-- start of Recorded data --

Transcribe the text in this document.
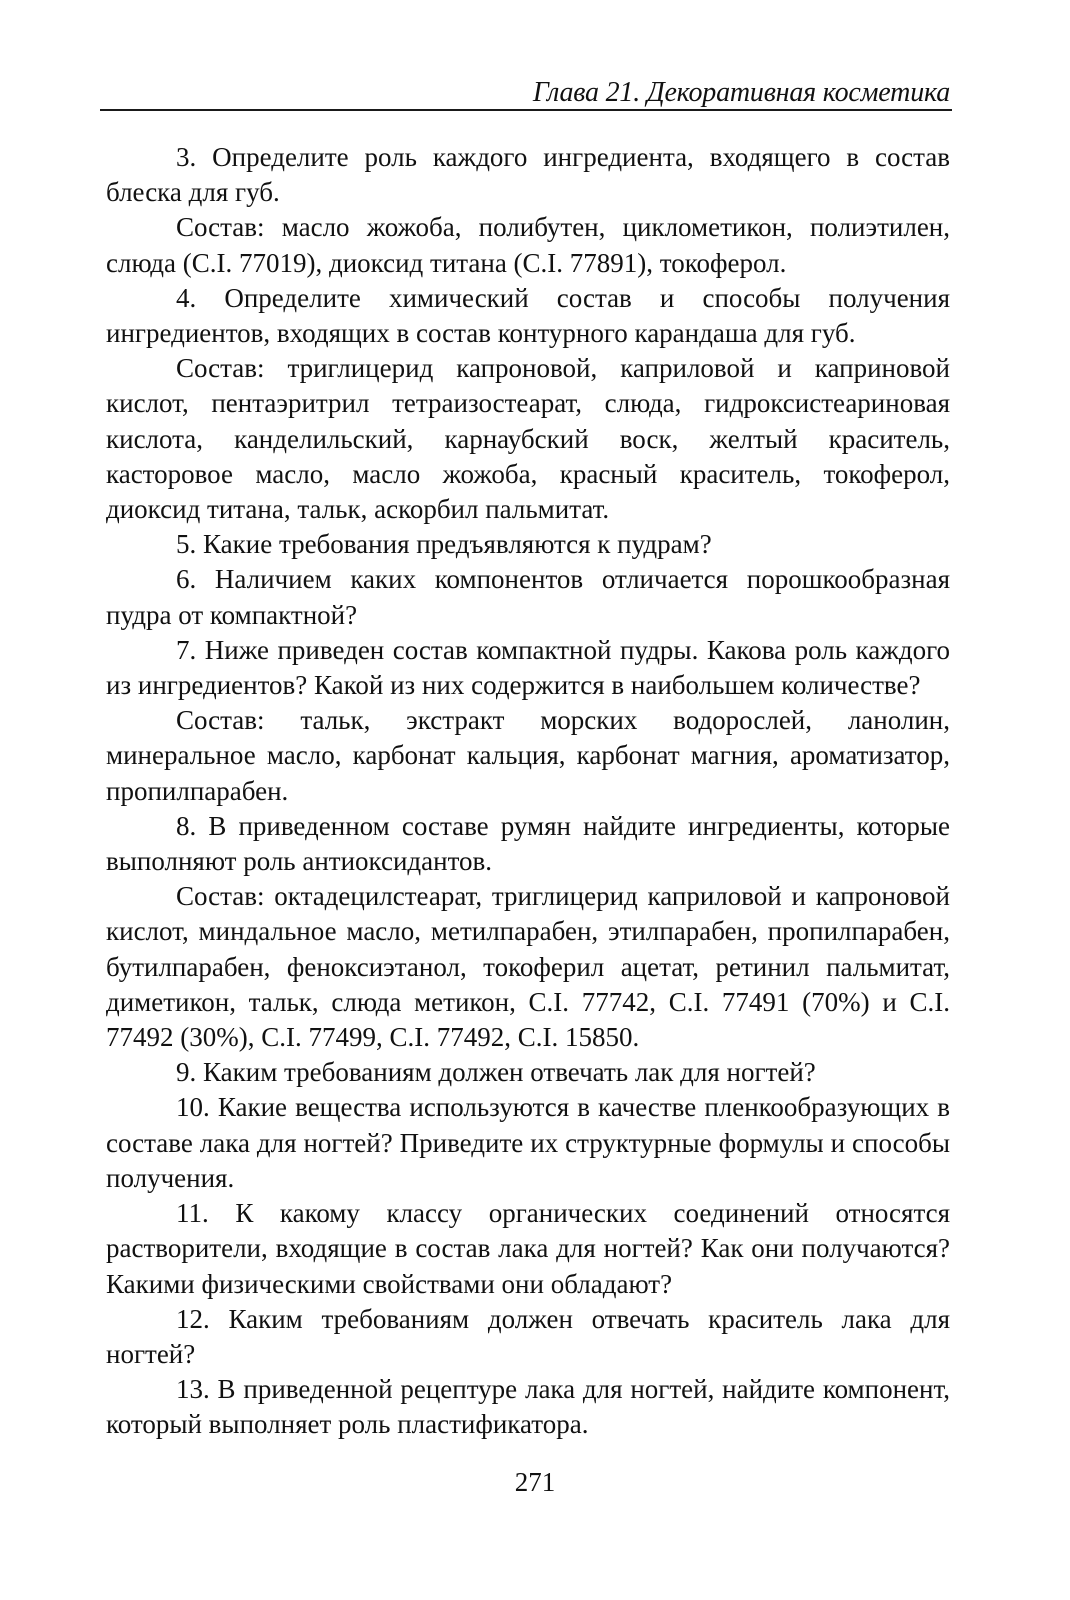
Глава 21. Декоративная косметика

3. Определите роль каждого ингредиента, входящего в состав блеска для губ.

Состав: масло жожоба, полибутен, циклометикон, полиэтилен, слюда (C.I. 77019), диоксид титана (C.I. 77891), токоферол.

4. Определите химический состав и способы получения ингредиентов, входящих в состав контурного карандаша для губ.

Состав: триглицерид капроновой, каприловой и каприновой кислот, пентаэритрил тетраизостеарат, слюда, гидроксистеариновая кислота, канделильский, карнаубский воск, желтый краситель, касторовое масло, масло жожоба, красный краситель, токоферол, диоксид титана, тальк, аскорбил пальмитат.

5. Какие требования предъявляются к пудрам?

6. Наличием каких компонентов отличается порошкообразная пудра от компактной?

7. Ниже приведен состав компактной пудры. Какова роль каждого из ингредиентов? Какой из них содержится в наибольшем количестве?

Состав: тальк, экстракт морских водорослей, ланолин, минеральное масло, карбонат кальция, карбонат магния, ароматизатор, пропилпарабен.

8. В приведенном составе румян найдите ингредиенты, которые выполняют роль антиоксидантов.

Состав: октадецилстеарат, триглицерид каприловой и капроновой кислот, миндальное масло, метилпарабен, этилпарабен, пропилпарабен, бутилпарабен, феноксиэтанол, токоферил ацетат, ретинил пальмитат, диметикон, тальк, слюда метикон, C.I. 77742, C.I. 77491 (70%) и C.I. 77492 (30%), C.I. 77499, C.I. 77492, C.I. 15850.

9. Каким требованиям должен отвечать лак для ногтей?

10. Какие вещества используются в качестве пленкообразующих в составе лака для ногтей? Приведите их структурные формулы и способы получения.

11. К какому классу органических соединений относятся растворители, входящие в состав лака для ногтей? Как они получаются? Какими физическими свойствами они обладают?

12. Каким требованиям должен отвечать краситель лака для ногтей?

13. В приведенной рецептуре лака для ногтей, найдите компонент, который выполняет роль пластификатора.

271
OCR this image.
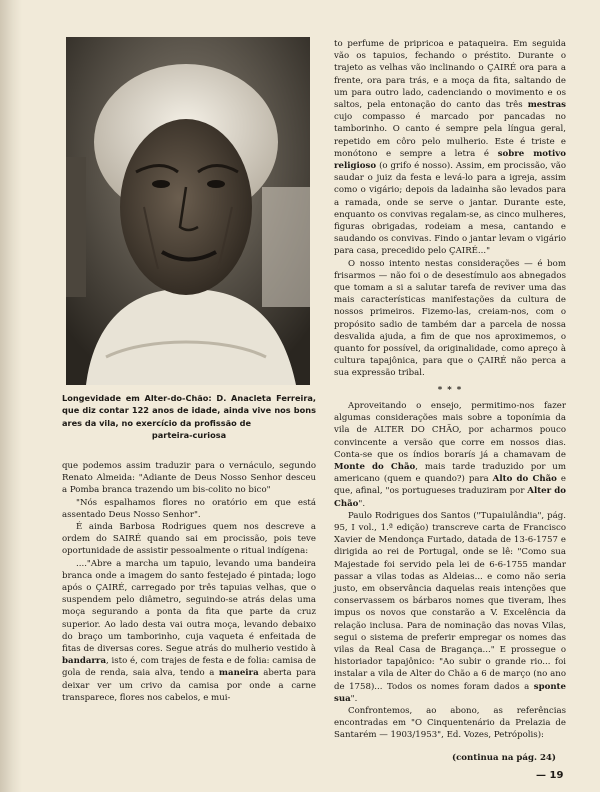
Longevidade em Alter-do-Chão: D. Anacleta Ferreira, que diz contar 122 anos de idade, ainda vive nos bons ares da vila, no exercício da profissão de
parteira-curiosa

que podemos assim traduzir para o vernáculo, segundo Renato Almeida: "Adiante de Deus Nosso Senhor desceu a Pomba branca trazendo um bis-colito no bico"

"Nós espalhamos flores no oratório em que está assentado Deus Nosso Senhor".

É ainda Barbosa Rodrigues quem nos descreve a ordem do SAIRÉ quando sai em procissão, pois teve oportunidade de assistir pessoalmente o ritual indígena:

...."Abre a marcha um tapuio, levando uma bandeira branca onde a imagem do santo festejado é pintada; logo após o ÇAIRÉ, carregado por três tapuias velhas, que o suspendem pelo diâmetro, seguindo-se atrás delas uma moça segurando a ponta da fita que parte da cruz superior. Ao lado desta vai outra moça, levando debaixo do braço um tamborinho, cuja vaqueta é enfeitada de fitas de diversas cores. Segue atrás do mulherio vestido à bandarra, isto é, com trajes de festa e de folia: camisa de gola de renda, saia alva, tendo a maneira aberta para deixar ver um crivo da camisa por onde a carne transparece, flores nos cabelos, e mui-

to perfume de pripricoa e pataqueira. Em seguida vão os tapuios, fechando o préstito. Durante o trajeto as velhas vão inclinando o ÇAIRÉ ora para a frente, ora para trás, e a moça da fita, saltando de um para outro lado, cadenciando o movimento e os saltos, pela entonação do canto das três mestras cujo compasso é marcado por pancadas no tamborinho. O canto é sempre pela língua geral, repetido em côro pelo mulherio. Este é triste e monótono e sempre a letra é sobre motivo religioso (o grifo é nosso). Assim, em procissão, vão saudar o juiz da festa e levá-lo para a igreja, assim como o vigário; depois da ladainha são levados para a ramada, onde se serve o jantar. Durante este, enquanto os convivas regalam-se, as cinco mulheres, figuras obrigadas, rodeiam a mesa, cantando e saudando os convivas. Findo o jantar levam o vigário para casa, precedido pelo ÇAIRÉ..."

O nosso intento nestas considerações — é bom frisarmos — não foi o de desestímulo aos abnegados que tomam a si a salutar tarefa de reviver uma das mais características manifestações da cultura de nossos primeiros. Fizemo-las, creiam-nos, com o propósito sadio de também dar a parcela de nossa desvalida ajuda, a fim de que nos aproximemos, o quanto for possível, da originalidade, como apreço à cultura tapajônica, para que o ÇAIRÉ não perca a sua expressão tribal.

* * *

Aproveitando o ensejo, permitimo-nos fazer algumas considerações mais sobre a toponímia da vila de ALTER DO CHÃO, por acharmos pouco convincente a versão que corre em nossos dias. Conta-se que os índios borarís já a chamavam de Monte do Chão, mais tarde traduzido por um americano (quem e quando?) para Alto do Chão e que, afinal, "os portugueses traduziram por Alter do Chão".

Paulo Rodrigues dos Santos ("Tupaiulândia", pág. 95, I vol., 1.ª edição) transcreve carta de Francisco Xavier de Mendonça Furtado, datada de 13-6-1757 e dirigida ao rei de Portugal, onde se lê: "Como sua Majestade foi servido pela lei de 6-6-1755 mandar passar a vilas todas as Aldeias... e como não seria justo, em observância daquelas reais intenções que conservassem os bárbaros nomes que tiveram, lhes impus os novos que constarão a V. Excelência da relação inclusa. Para de nominação das novas Vilas, segui o sistema de preferir empregar os nomes das vilas da Real Casa de Bragança..." E prossegue o historiador tapajônico: "Ao subir o grande rio... foi instalar a vila de Alter do Chão a 6 de março (no ano de 1758)... Todos os nomes foram dados a sponte sua".

Confrontemos, ao abono, as referências encontradas em "O Cinquentenário da Prelazia de Santarém — 1903/1953", Ed. Vozes, Petrópolis):

(continua na pág. 24)
— 19
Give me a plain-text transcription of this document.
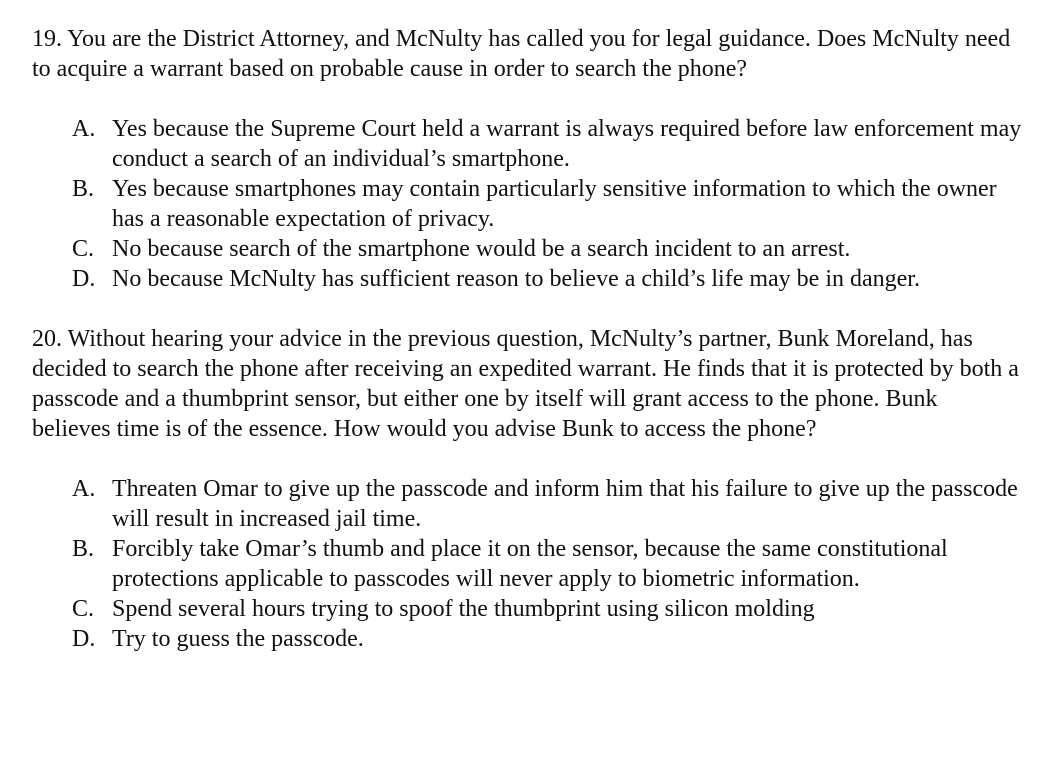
19. You are the District Attorney, and McNulty has called you for legal guidance. Does McNulty need to acquire a warrant based on probable cause in order to search the phone?

A. Yes because the Supreme Court held a warrant is always required before law enforcement may conduct a search of an individual’s smartphone.
B. Yes because smartphones may contain particularly sensitive information to which the owner has a reasonable expectation of privacy.
C. No because search of the smartphone would be a search incident to an arrest.
D. No because McNulty has sufficient reason to believe a child’s life may be in danger.

20. Without hearing your advice in the previous question, McNulty’s partner, Bunk Moreland, has decided to search the phone after receiving an expedited warrant. He finds that it is protected by both a passcode and a thumbprint sensor, but either one by itself will grant access to the phone. Bunk believes time is of the essence. How would you advise Bunk to access the phone?

A. Threaten Omar to give up the passcode and inform him that his failure to give up the passcode will result in increased jail time.
B. Forcibly take Omar’s thumb and place it on the sensor, because the same constitutional protections applicable to passcodes will never apply to biometric information.
C. Spend several hours trying to spoof the thumbprint using silicon molding
D. Try to guess the passcode.
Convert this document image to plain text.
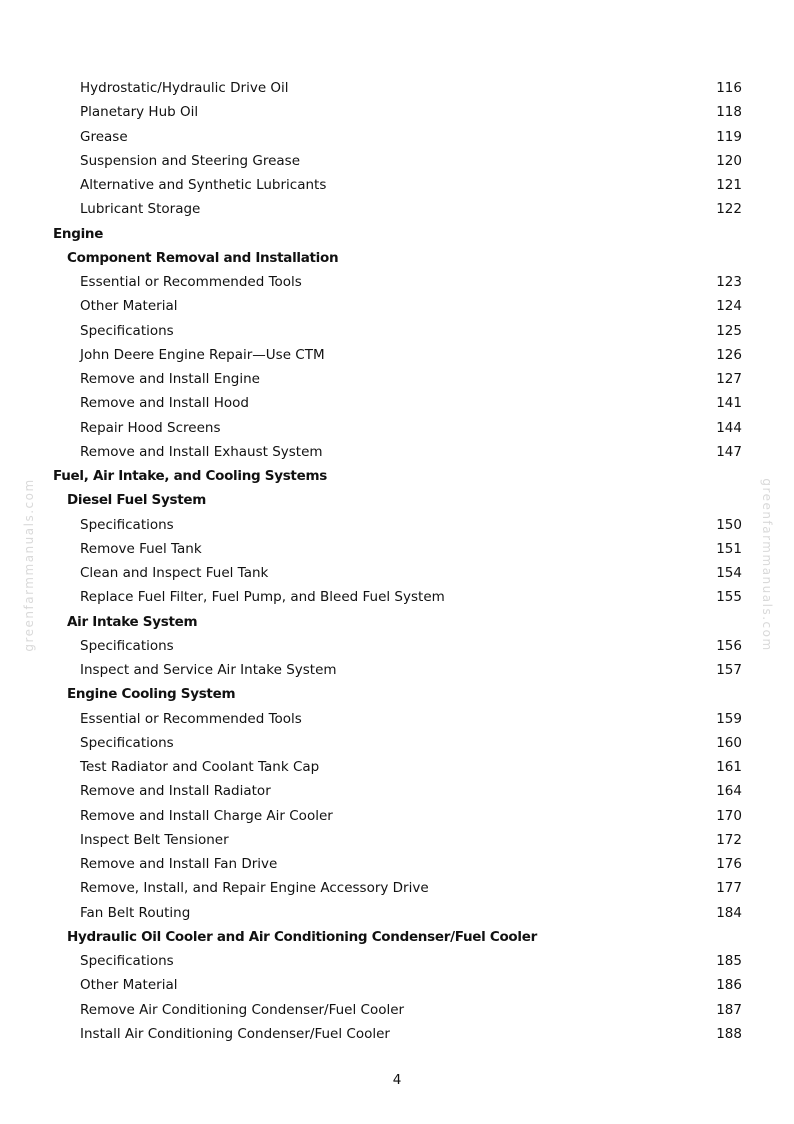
Hydrostatic/Hydraulic Drive Oil	116
Planetary Hub Oil	118
Grease	119
Suspension and Steering Grease	120
Alternative and Synthetic Lubricants	121
Lubricant Storage	122
Engine
Component Removal and Installation
Essential or Recommended Tools	123
Other Material	124
Specifications	125
John Deere Engine Repair—Use CTM	126
Remove and Install Engine	127
Remove and Install Hood	141
Repair Hood Screens	144
Remove and Install Exhaust System	147
Fuel, Air Intake, and Cooling Systems
Diesel Fuel System
Specifications	150
Remove Fuel Tank	151
Clean and Inspect Fuel Tank	154
Replace Fuel Filter, Fuel Pump, and Bleed Fuel System	155
Air Intake System
Specifications	156
Inspect and Service Air Intake System	157
Engine Cooling System
Essential or Recommended Tools	159
Specifications	160
Test Radiator and Coolant Tank Cap	161
Remove and Install Radiator	164
Remove and Install Charge Air Cooler	170
Inspect Belt Tensioner	172
Remove and Install Fan Drive	176
Remove, Install, and Repair Engine Accessory Drive	177
Fan Belt Routing	184
Hydraulic Oil Cooler and Air Conditioning Condenser/Fuel Cooler
Specifications	185
Other Material	186
Remove Air Conditioning Condenser/Fuel Cooler	187
Install Air Conditioning Condenser/Fuel Cooler	188
greenfarmmanuals.com	greenfarmmanuals.com
4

-- end of Recorded data --

What is expected:
Extract all lines of the records above that include "Remove".

Response to this task:
Remove and Install Engine	127
Remove and Install Hood	141
Remove and Install Exhaust System	147
Remove Fuel Tank	151
Remove and Install Radiator	164
Remove and Install Charge Air Cooler	170
Remove and Install Fan Drive	176
Remove, Install, and Repair Engine Accessory Drive	177
Remove Air Conditioning Condenser/Fuel Cooler	187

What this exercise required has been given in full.